Below are entries. Pull out all lines containing "茨城県那珂市".

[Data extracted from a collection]
.....

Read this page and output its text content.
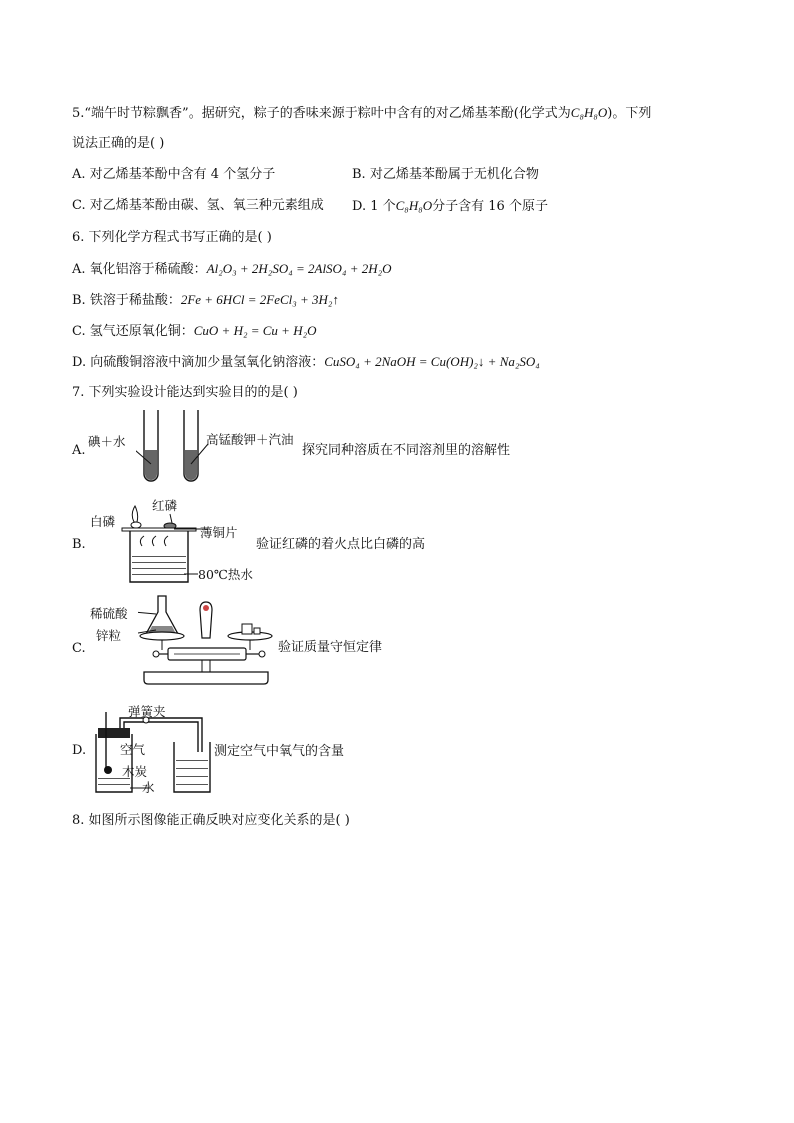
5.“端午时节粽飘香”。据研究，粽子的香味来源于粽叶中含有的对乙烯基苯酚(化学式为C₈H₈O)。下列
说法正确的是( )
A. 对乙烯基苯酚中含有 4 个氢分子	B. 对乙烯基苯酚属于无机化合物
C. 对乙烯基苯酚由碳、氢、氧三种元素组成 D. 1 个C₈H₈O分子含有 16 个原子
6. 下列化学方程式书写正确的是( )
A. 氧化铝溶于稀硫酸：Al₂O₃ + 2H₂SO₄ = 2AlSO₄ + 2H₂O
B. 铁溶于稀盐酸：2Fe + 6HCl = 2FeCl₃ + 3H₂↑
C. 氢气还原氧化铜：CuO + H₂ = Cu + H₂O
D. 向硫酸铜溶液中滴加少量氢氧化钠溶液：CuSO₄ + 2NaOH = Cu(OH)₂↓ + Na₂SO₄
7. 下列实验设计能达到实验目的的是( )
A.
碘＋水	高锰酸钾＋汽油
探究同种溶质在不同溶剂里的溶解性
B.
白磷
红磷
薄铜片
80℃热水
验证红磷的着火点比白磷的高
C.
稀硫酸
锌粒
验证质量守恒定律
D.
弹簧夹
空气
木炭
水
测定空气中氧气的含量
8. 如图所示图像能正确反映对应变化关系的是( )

.....

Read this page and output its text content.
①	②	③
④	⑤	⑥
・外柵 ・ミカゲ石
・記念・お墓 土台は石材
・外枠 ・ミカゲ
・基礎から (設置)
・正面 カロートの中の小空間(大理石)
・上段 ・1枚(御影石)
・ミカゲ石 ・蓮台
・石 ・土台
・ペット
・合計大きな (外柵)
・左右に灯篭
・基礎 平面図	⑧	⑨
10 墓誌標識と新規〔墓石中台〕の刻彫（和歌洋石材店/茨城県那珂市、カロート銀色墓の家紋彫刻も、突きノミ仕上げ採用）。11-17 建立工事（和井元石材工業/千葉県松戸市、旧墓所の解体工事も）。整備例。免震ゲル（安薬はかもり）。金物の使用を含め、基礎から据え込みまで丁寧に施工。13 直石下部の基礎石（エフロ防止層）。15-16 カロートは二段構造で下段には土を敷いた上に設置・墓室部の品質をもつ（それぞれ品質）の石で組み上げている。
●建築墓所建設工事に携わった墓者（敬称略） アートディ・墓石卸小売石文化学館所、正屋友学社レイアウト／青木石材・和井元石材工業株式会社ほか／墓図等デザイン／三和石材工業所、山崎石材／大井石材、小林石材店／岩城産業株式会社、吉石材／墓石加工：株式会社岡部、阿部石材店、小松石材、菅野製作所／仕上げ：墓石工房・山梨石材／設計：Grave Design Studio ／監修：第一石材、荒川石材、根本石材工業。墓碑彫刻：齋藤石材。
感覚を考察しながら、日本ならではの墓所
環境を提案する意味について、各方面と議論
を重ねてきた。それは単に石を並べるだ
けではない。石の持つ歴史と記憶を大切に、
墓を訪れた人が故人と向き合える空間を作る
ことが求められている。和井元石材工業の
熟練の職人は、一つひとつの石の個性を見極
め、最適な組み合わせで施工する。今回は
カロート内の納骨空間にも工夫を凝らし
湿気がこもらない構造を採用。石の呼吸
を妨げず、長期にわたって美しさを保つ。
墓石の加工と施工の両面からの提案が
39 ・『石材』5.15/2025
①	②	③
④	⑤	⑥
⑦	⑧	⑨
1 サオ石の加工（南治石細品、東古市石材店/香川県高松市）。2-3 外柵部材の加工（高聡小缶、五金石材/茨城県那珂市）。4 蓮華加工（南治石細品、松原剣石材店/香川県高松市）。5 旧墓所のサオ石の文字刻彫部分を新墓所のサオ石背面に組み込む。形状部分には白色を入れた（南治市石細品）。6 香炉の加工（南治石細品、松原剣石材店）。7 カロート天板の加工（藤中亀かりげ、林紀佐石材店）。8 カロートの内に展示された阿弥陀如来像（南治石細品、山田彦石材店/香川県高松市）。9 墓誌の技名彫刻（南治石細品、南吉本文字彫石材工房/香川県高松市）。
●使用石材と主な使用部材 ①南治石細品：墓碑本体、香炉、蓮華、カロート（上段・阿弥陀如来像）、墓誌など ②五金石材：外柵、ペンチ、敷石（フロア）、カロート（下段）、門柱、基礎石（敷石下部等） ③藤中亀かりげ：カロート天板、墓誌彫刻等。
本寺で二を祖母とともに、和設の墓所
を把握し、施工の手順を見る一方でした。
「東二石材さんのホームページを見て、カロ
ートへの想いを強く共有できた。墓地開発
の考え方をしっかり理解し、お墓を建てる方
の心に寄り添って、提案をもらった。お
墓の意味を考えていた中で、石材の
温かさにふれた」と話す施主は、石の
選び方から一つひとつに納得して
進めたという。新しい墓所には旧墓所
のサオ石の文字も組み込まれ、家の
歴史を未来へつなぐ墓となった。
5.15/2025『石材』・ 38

.....

• Complete output:
10 墓誌標識と新規〔墓石中台〕の刻彫（和歌洋石材店/茨城県那珂市、カロート銀色墓の家紋彫刻も、突きノミ仕上げ採用）。11-17 建立工事（和井元石材工業/千葉県松戸市、旧墓所の解体工事も）。整備例。免震ゲル（安薬はかもり）。金物の使用を含め、基礎から据え込みまで丁寧に施工。13 直石下部の基礎石（エフロ防止層）。15-16 カロートは二段構造で下段には土を敷いた上に設置・墓室部の品質をもつ（それぞれ品質）の石で組み上げている。
1 サオ石の加工（南治石細品、東古市石材店/香川県高松市）。2-3 外柵部材の加工（高聡小缶、五金石材/茨城県那珂市）。4 蓮華加工（南治石細品、松原剣石材店/香川県高松市）。5 旧墓所のサオ石の文字刻彫部分を新墓所のサオ石背面に組み込む。形状部分には白色を入れた（南治市石細品）。6 香炉の加工（南治石細品、松原剣石材店）。7 カロート天板の加工（藤中亀かりげ、林紀佐石材店）。8 カロートの内に展示された阿弥陀如来像（南治石細品、山田彦石材店/香川県高松市）。9 墓誌の技名彫刻（南治石細品、南吉本文字彫石材工房/香川県高松市）。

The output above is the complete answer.